## Aim of the exercise
For each line below that contains the string "anchor", copy that line.

## Records shown

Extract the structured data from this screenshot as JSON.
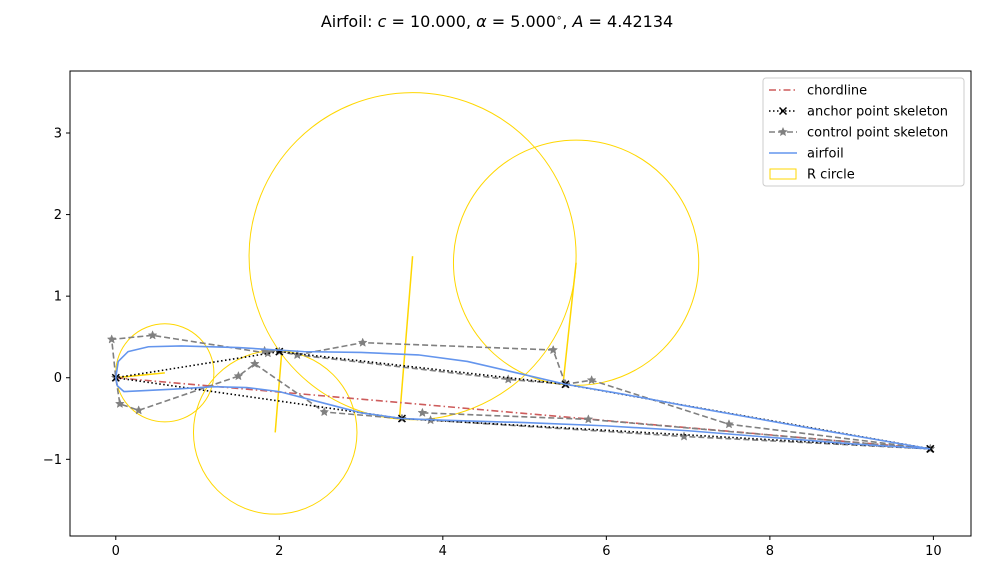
{
  "chart_data": {
    "type": "line",
    "title": "Airfoil: c = 10.000, α = 5.000°, A = 4.42134",
    "title_parts": {
      "prefix": "Airfoil: ",
      "c_sym": "c",
      "c_val": " = 10.000, ",
      "alpha_sym": "α",
      "alpha_val": " = 5.000",
      "deg": "∘",
      "comma": ", ",
      "A_sym": "A",
      "A_val": " = 4.42134"
    },
    "xlabel": "",
    "ylabel": "",
    "xlim": [
      -0.56,
      10.46
    ],
    "ylim": [
      -1.94,
      3.76
    ],
    "xticks": [
      0,
      2,
      4,
      6,
      8,
      10
    ],
    "yticks": [
      -1,
      0,
      1,
      2,
      3
    ],
    "x_tick_labels": [
      "0",
      "2",
      "4",
      "6",
      "8",
      "10"
    ],
    "y_tick_labels": [
      "−1",
      "0",
      "1",
      "2",
      "3"
    ],
    "grid": false,
    "legend_placement": "top-right",
    "colors": {
      "chordline": "#cd5c5c",
      "anchor": "#000000",
      "control": "#808080",
      "airfoil": "#6495ed",
      "rcircle": "#ffd700"
    },
    "legend": [
      {
        "key": "chordline",
        "label": "chordline"
      },
      {
        "key": "anchor",
        "label": "anchor point skeleton"
      },
      {
        "key": "control",
        "label": "control point skeleton"
      },
      {
        "key": "airfoil",
        "label": "airfoil"
      },
      {
        "key": "rcircle",
        "label": "R circle"
      }
    ],
    "series": [
      {
        "key": "chordline",
        "name": "chordline",
        "style": "dash-dot",
        "points": [
          [
            0.0,
            0.0
          ],
          [
            9.962,
            -0.872
          ]
        ]
      },
      {
        "key": "anchor",
        "name": "anchor point skeleton",
        "style": "dotted",
        "marker": "x",
        "segments": [
          [
            [
              9.962,
              -0.872
            ],
            [
              5.5,
              -0.08
            ],
            [
              2.0,
              0.32
            ],
            [
              0.0,
              0.0
            ],
            [
              3.5,
              -0.5
            ],
            [
              9.962,
              -0.872
            ]
          ]
        ]
      },
      {
        "key": "control",
        "name": "control point skeleton",
        "style": "dashed",
        "marker": "star",
        "segments": [
          [
            [
              9.962,
              -0.872
            ],
            [
              7.5,
              -0.57
            ],
            [
              5.82,
              -0.03
            ],
            [
              5.5,
              -0.08
            ],
            [
              4.8,
              -0.02
            ],
            [
              2.22,
              0.28
            ],
            [
              2.0,
              0.32
            ],
            [
              1.82,
              0.33
            ]
          ],
          [
            [
              1.86,
              0.3
            ],
            [
              0.45,
              0.52
            ],
            [
              -0.05,
              0.47
            ],
            [
              0.0,
              0.0
            ],
            [
              0.05,
              -0.32
            ],
            [
              0.28,
              -0.4
            ],
            [
              1.5,
              0.02
            ],
            [
              1.7,
              0.17
            ],
            [
              2.55,
              -0.42
            ],
            [
              3.5,
              -0.5
            ],
            [
              3.85,
              -0.52
            ],
            [
              6.95,
              -0.72
            ],
            [
              9.962,
              -0.872
            ]
          ],
          [
            [
              3.75,
              -0.43
            ],
            [
              5.78,
              -0.51
            ],
            [
              9.962,
              -0.872
            ]
          ],
          [
            [
              2.22,
              0.28
            ],
            [
              3.02,
              0.43
            ],
            [
              5.35,
              0.34
            ],
            [
              5.5,
              -0.08
            ]
          ]
        ]
      },
      {
        "key": "airfoil",
        "name": "airfoil",
        "style": "solid",
        "segments": [
          [
            [
              9.962,
              -0.872
            ],
            [
              8.5,
              -0.62
            ],
            [
              7.0,
              -0.35
            ],
            [
              6.2,
              -0.2
            ],
            [
              5.5,
              -0.08
            ],
            [
              4.9,
              0.06
            ],
            [
              4.3,
              0.2
            ],
            [
              3.7,
              0.28
            ],
            [
              3.0,
              0.31
            ],
            [
              2.3,
              0.32
            ],
            [
              1.5,
              0.37
            ],
            [
              0.8,
              0.39
            ],
            [
              0.4,
              0.38
            ],
            [
              0.15,
              0.32
            ],
            [
              0.03,
              0.2
            ],
            [
              0.0,
              0.0
            ],
            [
              0.02,
              -0.1
            ],
            [
              0.1,
              -0.17
            ],
            [
              0.3,
              -0.16
            ],
            [
              0.7,
              -0.14
            ],
            [
              1.2,
              -0.11
            ],
            [
              1.6,
              -0.12
            ],
            [
              2.0,
              -0.17
            ],
            [
              2.5,
              -0.3
            ],
            [
              3.0,
              -0.43
            ],
            [
              3.5,
              -0.5
            ],
            [
              4.0,
              -0.52
            ],
            [
              5.0,
              -0.55
            ],
            [
              6.0,
              -0.59
            ],
            [
              7.0,
              -0.65
            ],
            [
              8.0,
              -0.73
            ],
            [
              9.0,
              -0.81
            ],
            [
              9.962,
              -0.872
            ]
          ]
        ]
      }
    ],
    "r_circles": [
      {
        "cx": 0.6,
        "cy": 0.06,
        "r": 0.6,
        "radius_from": [
          0.0,
          0.0
        ]
      },
      {
        "cx": 1.95,
        "cy": -0.67,
        "r": 1.0,
        "radius_from": [
          2.03,
          0.32
        ]
      },
      {
        "cx": 3.63,
        "cy": 1.49,
        "r": 2.0,
        "radius_from": [
          3.47,
          -0.5
        ]
      },
      {
        "cx": 5.63,
        "cy": 1.41,
        "r": 1.5,
        "radius_from": [
          5.47,
          -0.08
        ]
      }
    ]
  }
}
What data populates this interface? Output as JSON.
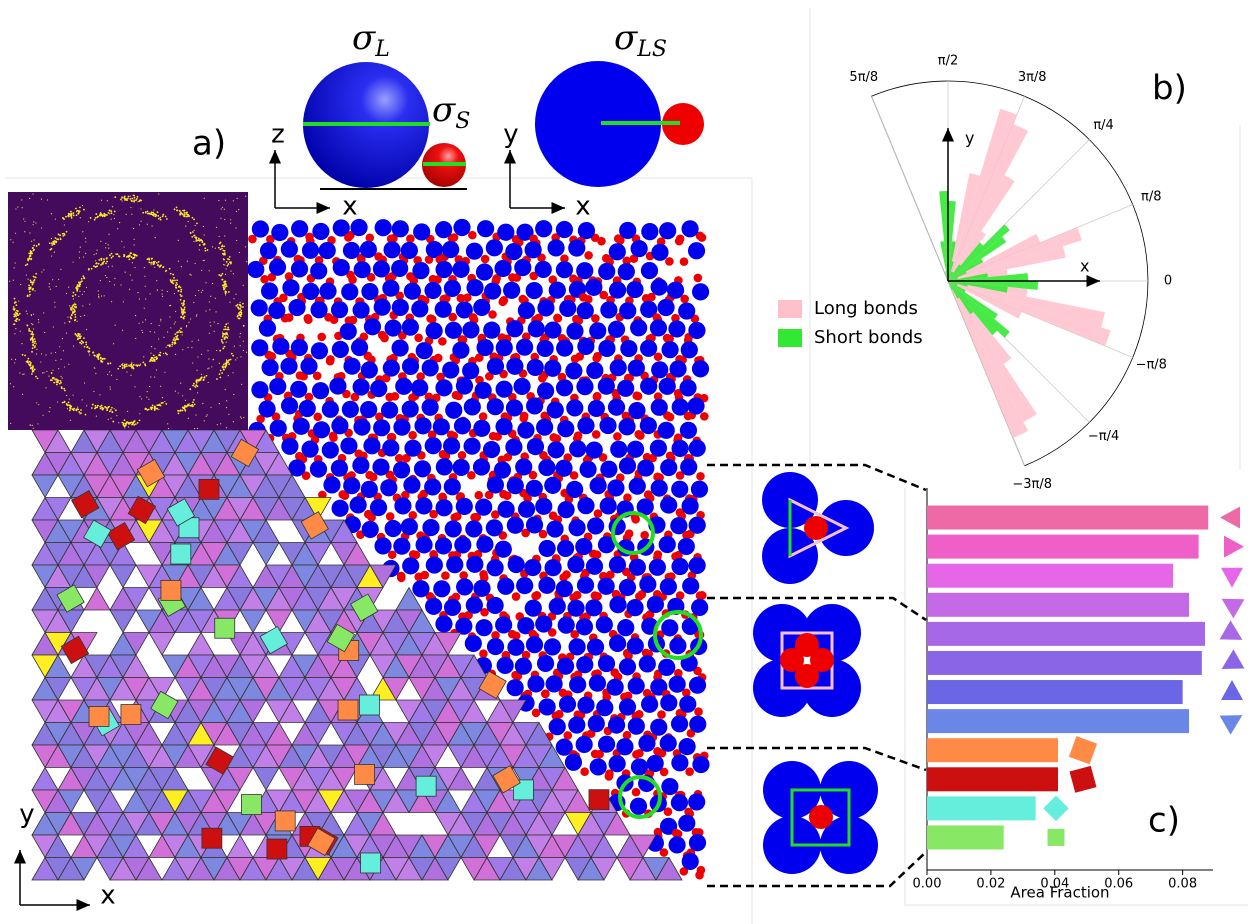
{
  "panel_labels": {
    "a": "a)",
    "b": "b)",
    "c": "c)"
  },
  "sphere_diagram": {
    "sigma_L": {
      "symbol": "σ",
      "subscript": "L"
    },
    "sigma_S": {
      "symbol": "σ",
      "subscript": "S"
    },
    "sigma_LS": {
      "symbol": "σ",
      "subscript": "LS"
    },
    "side_axes": {
      "vertical": "z",
      "horizontal": "x"
    },
    "top_axes": {
      "vertical": "y",
      "horizontal": "x"
    }
  },
  "tiling_axes": {
    "vertical": "y",
    "horizontal": "x"
  },
  "chart_data": [
    {
      "type": "polar_histogram",
      "bins": [
        -1.1781,
        -1.0799,
        -0.9817,
        -0.8836,
        -0.7854,
        -0.6872,
        -0.589,
        -0.4909,
        -0.3927,
        -0.2945,
        -0.1963,
        -0.0982,
        0,
        0.0982,
        0.1963,
        0.2945,
        0.3927,
        0.4909,
        0.589,
        0.6872,
        0.7854,
        0.8836,
        0.9817,
        1.0799,
        1.1781,
        1.2763,
        1.3744,
        1.4726,
        1.5708,
        1.669,
        1.7671,
        1.8653,
        1.9635
      ],
      "series": [
        {
          "name": "Long bonds",
          "color": "#ffc0cb",
          "values": [
            0.85,
            0.8,
            0.5,
            0.15,
            0.05,
            0.05,
            0.1,
            0.4,
            0.85,
            0.8,
            0.4,
            0.1,
            0.1,
            0.3,
            0.6,
            0.7,
            0.5,
            0.15,
            0.05,
            0.05,
            0.1,
            0.3,
            0.6,
            0.85,
            0.9,
            0.55,
            0.2,
            0.05,
            0.02,
            0.02,
            0,
            0
          ]
        },
        {
          "name": "Short bonds",
          "color": "#33e833",
          "values": [
            0.05,
            0.1,
            0.2,
            0.35,
            0.4,
            0.3,
            0.1,
            0.05,
            0.05,
            0.1,
            0.3,
            0.45,
            0.4,
            0.2,
            0.05,
            0.05,
            0.1,
            0.2,
            0.35,
            0.4,
            0.25,
            0.1,
            0.05,
            0.05,
            0.05,
            0.1,
            0.2,
            0.4,
            0.45,
            0.2,
            0.05,
            0
          ]
        }
      ],
      "thetalim": [
        -1.1781,
        1.9635
      ],
      "thetaticks": [
        {
          "value": -1.1781,
          "label": "−3π/8"
        },
        {
          "value": -0.7854,
          "label": "−π/4"
        },
        {
          "value": -0.3927,
          "label": "−π/8"
        },
        0,
        {
          "value": 0.3927,
          "label": "π/8"
        },
        {
          "value": 0.7854,
          "label": "π/4"
        },
        {
          "value": 1.1781,
          "label": "3π/8"
        },
        {
          "value": 1.5708,
          "label": "π/2"
        },
        {
          "value": 1.9635,
          "label": "5π/8"
        }
      ],
      "rlim": [
        0,
        1
      ],
      "axis_labels": {
        "x": "x",
        "y": "y"
      },
      "legend": "left"
    },
    {
      "type": "barh",
      "values": [
        0.088,
        0.085,
        0.077,
        0.082,
        0.087,
        0.086,
        0.08,
        0.082,
        0.041,
        0.041,
        0.034,
        0.024
      ],
      "colors": [
        "#ee6aa7",
        "#ee5fc8",
        "#e566e6",
        "#c56ae6",
        "#a668e6",
        "#8a66e6",
        "#6a66e6",
        "#6a86e6",
        "#ff8a45",
        "#cc1010",
        "#66eedd",
        "#88e866"
      ],
      "xlim": [
        0,
        0.0895
      ],
      "xticks": [
        {
          "value": 0,
          "label": "0.00"
        },
        0.02,
        0.04,
        0.06,
        0.08
      ],
      "xlabel": "Area Fraction"
    }
  ]
}
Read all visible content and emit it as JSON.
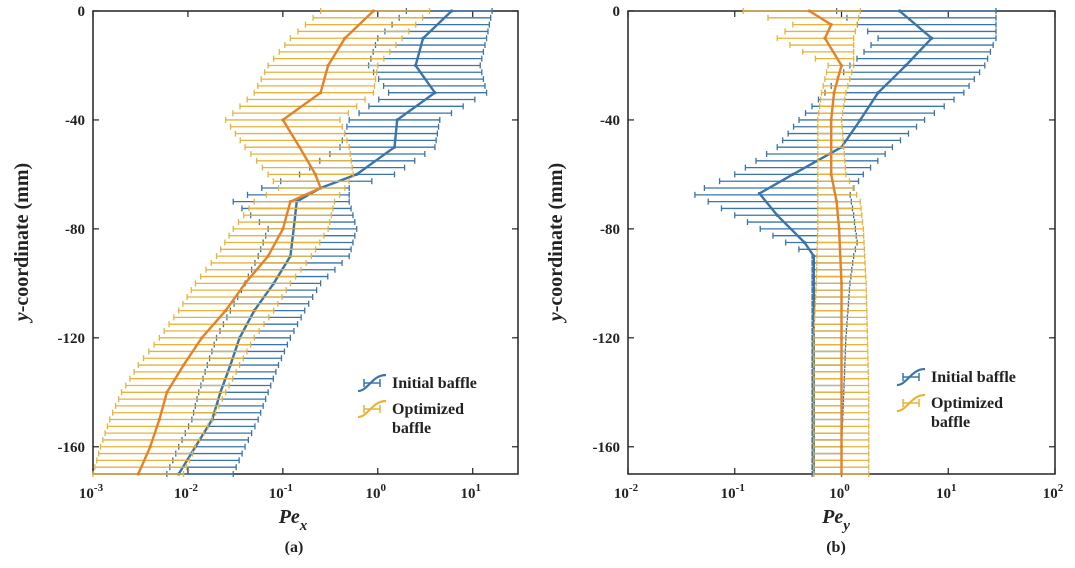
{
  "colors": {
    "initial": "#3a74a8",
    "optimized": "#e7b33b",
    "optimized_mean": "#e2832b"
  },
  "chart_data": [
    {
      "type": "line",
      "panel": "(a)",
      "xlabel": "Pe",
      "xlabel_sub": "x",
      "ylabel": "y-coordinate (mm)",
      "ylabel_italic": "y",
      "ylabel_rest": "-coordinate (mm)",
      "x_scale": "log",
      "xlim": [
        0.001,
        30
      ],
      "ylim": [
        -170,
        0
      ],
      "x_ticks": [
        {
          "value": 0.001,
          "base": "10",
          "exp": "-3"
        },
        {
          "value": 0.01,
          "base": "10",
          "exp": "-2"
        },
        {
          "value": 0.1,
          "base": "10",
          "exp": "-1"
        },
        {
          "value": 1,
          "base": "10",
          "exp": "0"
        },
        {
          "value": 10,
          "base": "10",
          "exp": "1"
        }
      ],
      "y_ticks": [
        {
          "value": 0,
          "label": "0"
        },
        {
          "value": -40,
          "label": "-40"
        },
        {
          "value": -80,
          "label": "-80"
        },
        {
          "value": -120,
          "label": "-120"
        },
        {
          "value": -160,
          "label": "-160"
        }
      ],
      "legend_position": "bottom-right",
      "series": [
        {
          "name": "Initial baffle",
          "y": [
            0,
            -10,
            -20,
            -30,
            -40,
            -50,
            -60,
            -65,
            -70,
            -80,
            -90,
            -100,
            -110,
            -120,
            -130,
            -140,
            -150,
            -160,
            -170
          ],
          "mean": [
            6,
            3,
            2.5,
            4,
            1.6,
            1.5,
            0.6,
            0.25,
            0.14,
            0.13,
            0.12,
            0.08,
            0.05,
            0.035,
            0.028,
            0.022,
            0.018,
            0.012,
            0.008
          ],
          "lower": [
            2,
            1,
            0.8,
            1.3,
            0.5,
            0.4,
            0.15,
            0.06,
            0.03,
            0.07,
            0.055,
            0.04,
            0.028,
            0.02,
            0.016,
            0.013,
            0.011,
            0.008,
            0.006
          ],
          "upper": [
            16,
            14,
            12,
            14,
            4.5,
            4,
            1.5,
            0.5,
            0.5,
            0.6,
            0.5,
            0.25,
            0.17,
            0.12,
            0.09,
            0.07,
            0.055,
            0.04,
            0.03
          ]
        },
        {
          "name": "Optimized baffle",
          "y": [
            0,
            -10,
            -20,
            -30,
            -40,
            -50,
            -60,
            -65,
            -70,
            -80,
            -90,
            -100,
            -110,
            -120,
            -130,
            -140,
            -150,
            -160,
            -170
          ],
          "mean": [
            0.9,
            0.45,
            0.3,
            0.25,
            0.1,
            0.15,
            0.22,
            0.25,
            0.12,
            0.1,
            0.07,
            0.04,
            0.025,
            0.014,
            0.009,
            0.006,
            0.005,
            0.004,
            0.003
          ],
          "lower": [
            0.25,
            0.12,
            0.07,
            0.05,
            0.025,
            0.04,
            0.07,
            0.09,
            0.05,
            0.03,
            0.02,
            0.012,
            0.008,
            0.005,
            0.003,
            0.002,
            0.0015,
            0.0012,
            0.001
          ],
          "upper": [
            3.5,
            1.8,
            1,
            0.9,
            0.4,
            0.5,
            0.55,
            0.45,
            0.35,
            0.3,
            0.2,
            0.12,
            0.08,
            0.05,
            0.035,
            0.025,
            0.018,
            0.012,
            0.009
          ]
        }
      ]
    },
    {
      "type": "line",
      "panel": "(b)",
      "xlabel": "Pe",
      "xlabel_sub": "y",
      "ylabel": "y-coordinate (mm)",
      "ylabel_italic": "y",
      "ylabel_rest": "-coordinate (mm)",
      "x_scale": "log",
      "xlim": [
        0.01,
        100
      ],
      "ylim": [
        -170,
        0
      ],
      "x_ticks": [
        {
          "value": 0.01,
          "base": "10",
          "exp": "-2"
        },
        {
          "value": 0.1,
          "base": "10",
          "exp": "-1"
        },
        {
          "value": 1,
          "base": "10",
          "exp": "0"
        },
        {
          "value": 10,
          "base": "10",
          "exp": "1"
        },
        {
          "value": 100,
          "base": "10",
          "exp": "2"
        }
      ],
      "y_ticks": [
        {
          "value": 0,
          "label": "0"
        },
        {
          "value": -40,
          "label": "-40"
        },
        {
          "value": -80,
          "label": "-80"
        },
        {
          "value": -120,
          "label": "-120"
        },
        {
          "value": -160,
          "label": "-160"
        }
      ],
      "legend_position": "bottom-right",
      "series": [
        {
          "name": "Initial baffle",
          "y": [
            0,
            -10,
            -20,
            -30,
            -40,
            -50,
            -60,
            -67,
            -75,
            -85,
            -90,
            -100,
            -120,
            -140,
            -160,
            -170
          ],
          "mean": [
            3.5,
            7,
            4,
            2.2,
            1.5,
            1,
            0.35,
            0.17,
            0.25,
            0.45,
            0.55,
            0.55,
            0.55,
            0.55,
            0.55,
            0.55
          ],
          "lower": [
            0.9,
            2.2,
            1.2,
            0.7,
            0.4,
            0.25,
            0.1,
            0.04,
            0.1,
            0.3,
            0.53,
            0.53,
            0.53,
            0.53,
            0.53,
            0.53
          ],
          "upper": [
            28,
            28,
            22,
            14,
            6,
            3,
            1.6,
            1.2,
            1.3,
            1.4,
            1.3,
            1.2,
            1.1,
            1.05,
            1.0,
            1.0
          ]
        },
        {
          "name": "Optimized baffle",
          "y": [
            0,
            -5,
            -10,
            -20,
            -30,
            -40,
            -60,
            -70,
            -80,
            -100,
            -120,
            -140,
            -160,
            -170
          ],
          "mean": [
            0.5,
            0.8,
            0.7,
            1.0,
            0.85,
            0.8,
            0.8,
            0.9,
            0.95,
            1.0,
            1.0,
            1.0,
            1.0,
            1.0
          ],
          "lower": [
            0.12,
            0.35,
            0.25,
            0.75,
            0.65,
            0.6,
            0.6,
            0.6,
            0.6,
            0.58,
            0.55,
            0.55,
            0.55,
            0.55
          ],
          "upper": [
            1.5,
            1.4,
            1.3,
            1.3,
            1.1,
            1.0,
            1.1,
            1.5,
            1.6,
            1.7,
            1.75,
            1.8,
            1.8,
            1.8
          ]
        }
      ]
    }
  ]
}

## Full answer
      "anchor": "#000000",
        "key": "anchor",
        "label": "anchor point skeleton"
        "key": "anchor",
        "name": "anchor point skeleton",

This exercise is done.